EXERCISE INSTRUCTIONS:
Starting from the line containing "Enumerate this screenshot's", give again every line through the end of the entries, word for word. Pictures stay out of the copy.

-- BEGIN MATERIAL FOR THE TASK --

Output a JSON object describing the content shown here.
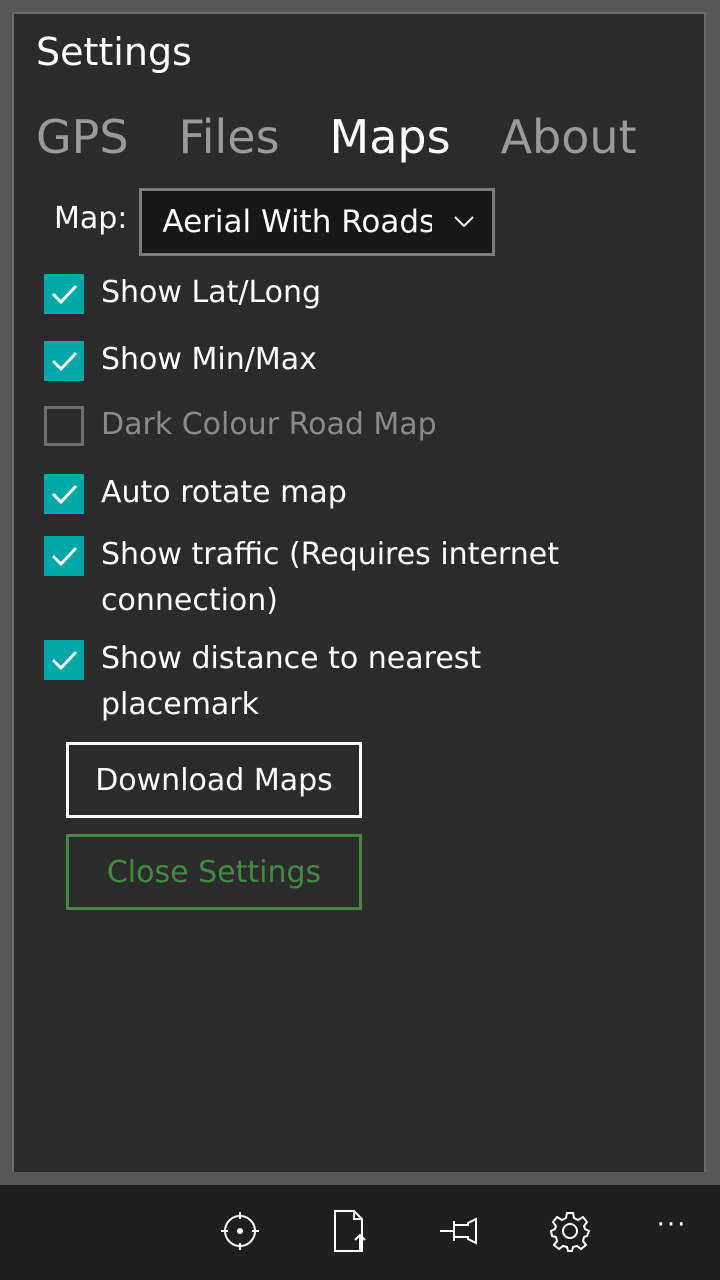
{
  "settings": {
    "title": "Settings",
    "tabs": [
      "GPS",
      "Files",
      "Maps",
      "About"
    ],
    "active_tab": "Maps",
    "map_label": "Map:",
    "map_selected": "Aerial With Roads",
    "options": [
      {
        "label": "Show Lat/Long",
        "checked": true,
        "enabled": true
      },
      {
        "label": "Show Min/Max",
        "checked": true,
        "enabled": true
      },
      {
        "label": "Dark Colour Road Map",
        "checked": false,
        "enabled": false
      },
      {
        "label": "Auto rotate map",
        "checked": true,
        "enabled": true
      },
      {
        "label": "Show traffic (Requires internet connection)",
        "checked": true,
        "enabled": true
      },
      {
        "label": "Show distance to nearest placemark",
        "checked": true,
        "enabled": true
      }
    ],
    "download_label": "Download Maps",
    "close_label": "Close Settings"
  },
  "appbar": {
    "icons": [
      "locate-icon",
      "upload-file-icon",
      "pin-icon",
      "settings-gear-icon",
      "more-icon"
    ],
    "more_label": "···"
  },
  "colors": {
    "accent": "#00a8a8",
    "close_green": "#3f8a3f",
    "panel_bg": "#2b2b2b"
  }
}
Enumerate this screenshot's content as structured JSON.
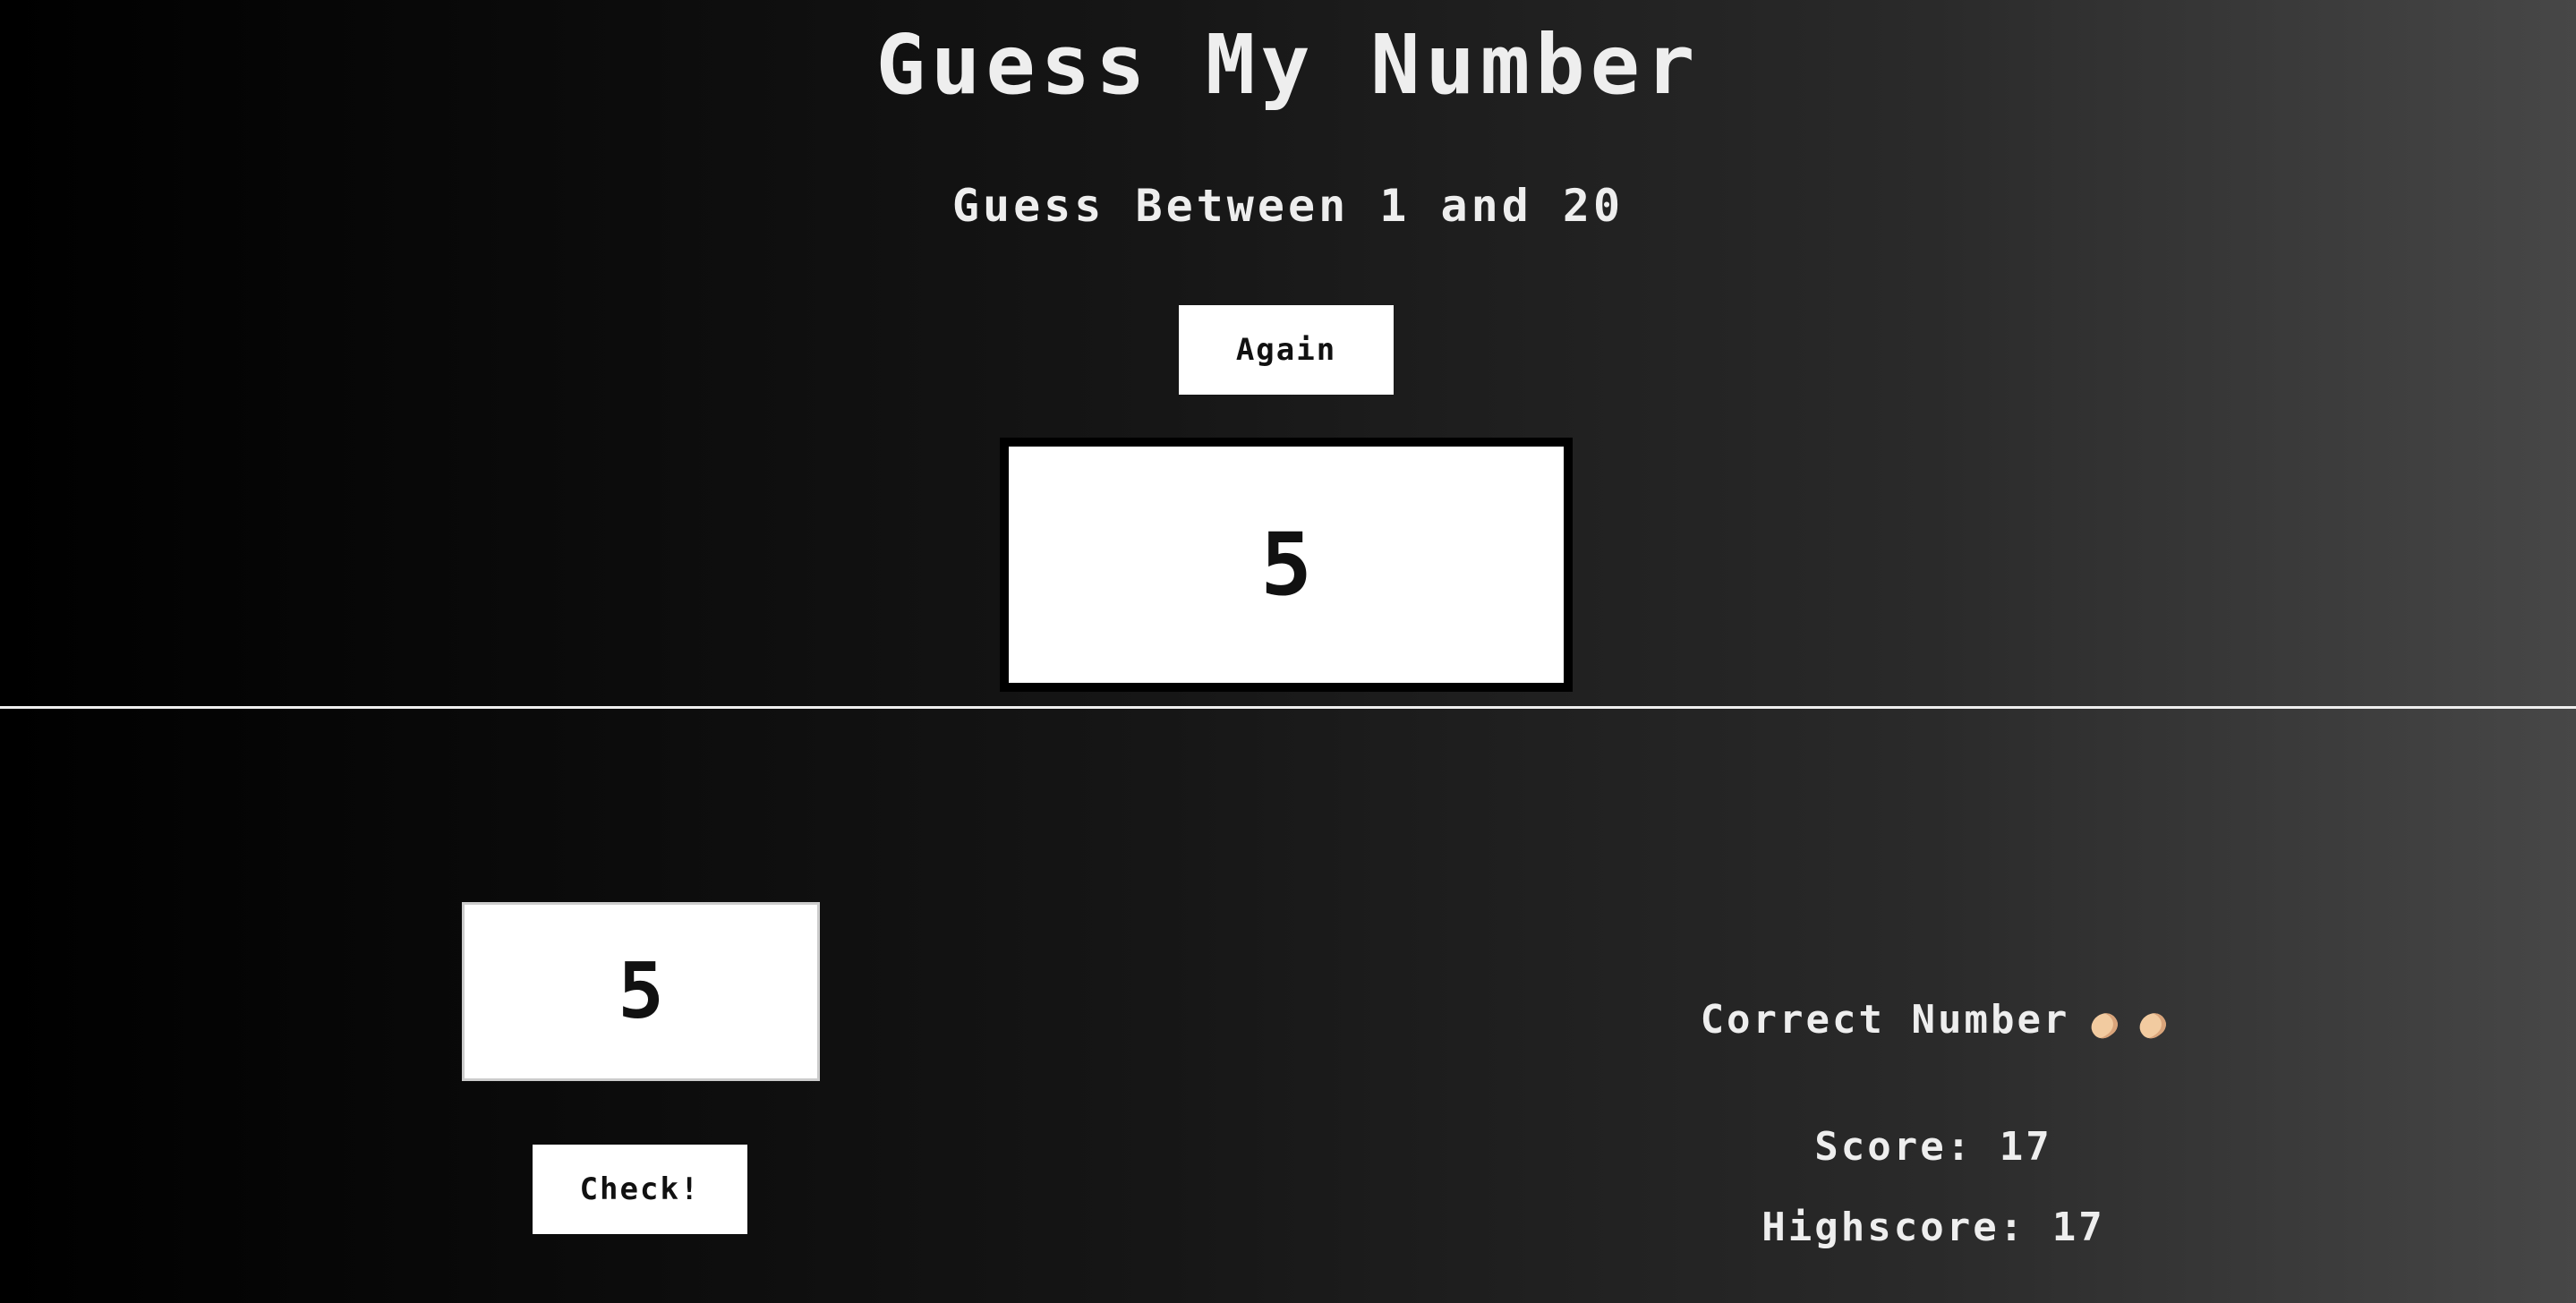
{
  "header": {
    "title": "Guess My Number",
    "between": "Guess Between 1 and 20",
    "again_label": "Again",
    "secret_number": "5"
  },
  "left": {
    "guess_value": "5",
    "check_label": "Check!"
  },
  "right": {
    "message": "Correct Number",
    "score_label": "Score: ",
    "score_value": "17",
    "highscore_label": "Highscore: ",
    "highscore_value": "17"
  },
  "icons": {
    "message_icons": [
      "clapping-hands-icon",
      "clapping-hands-icon"
    ]
  },
  "colors": {
    "text": "#eeeeee",
    "box": "#ffffff",
    "box_text": "#111111"
  }
}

-- END MATERIAL FOR THE TASK --

COMPLETED TASK:
Enumerate this screenshot's content as structured JSON.
{
  "header": {
    "title": "Guess My Number",
    "between": "Guess Between 1 and 20",
    "again_label": "Again",
    "secret_number": "5"
  },
  "left": {
    "guess_value": "5",
    "check_label": "Check!"
  },
  "right": {
    "message": "Correct Number",
    "score_label": "Score: ",
    "score_value": "17",
    "highscore_label": "Highscore: ",
    "highscore_value": "17"
  },
  "icons": {
    "message_icons": [
      "clapping-hands-icon",
      "clapping-hands-icon"
    ]
  },
  "colors": {
    "text": "#eeeeee",
    "box": "#ffffff",
    "box_text": "#111111"
  }
}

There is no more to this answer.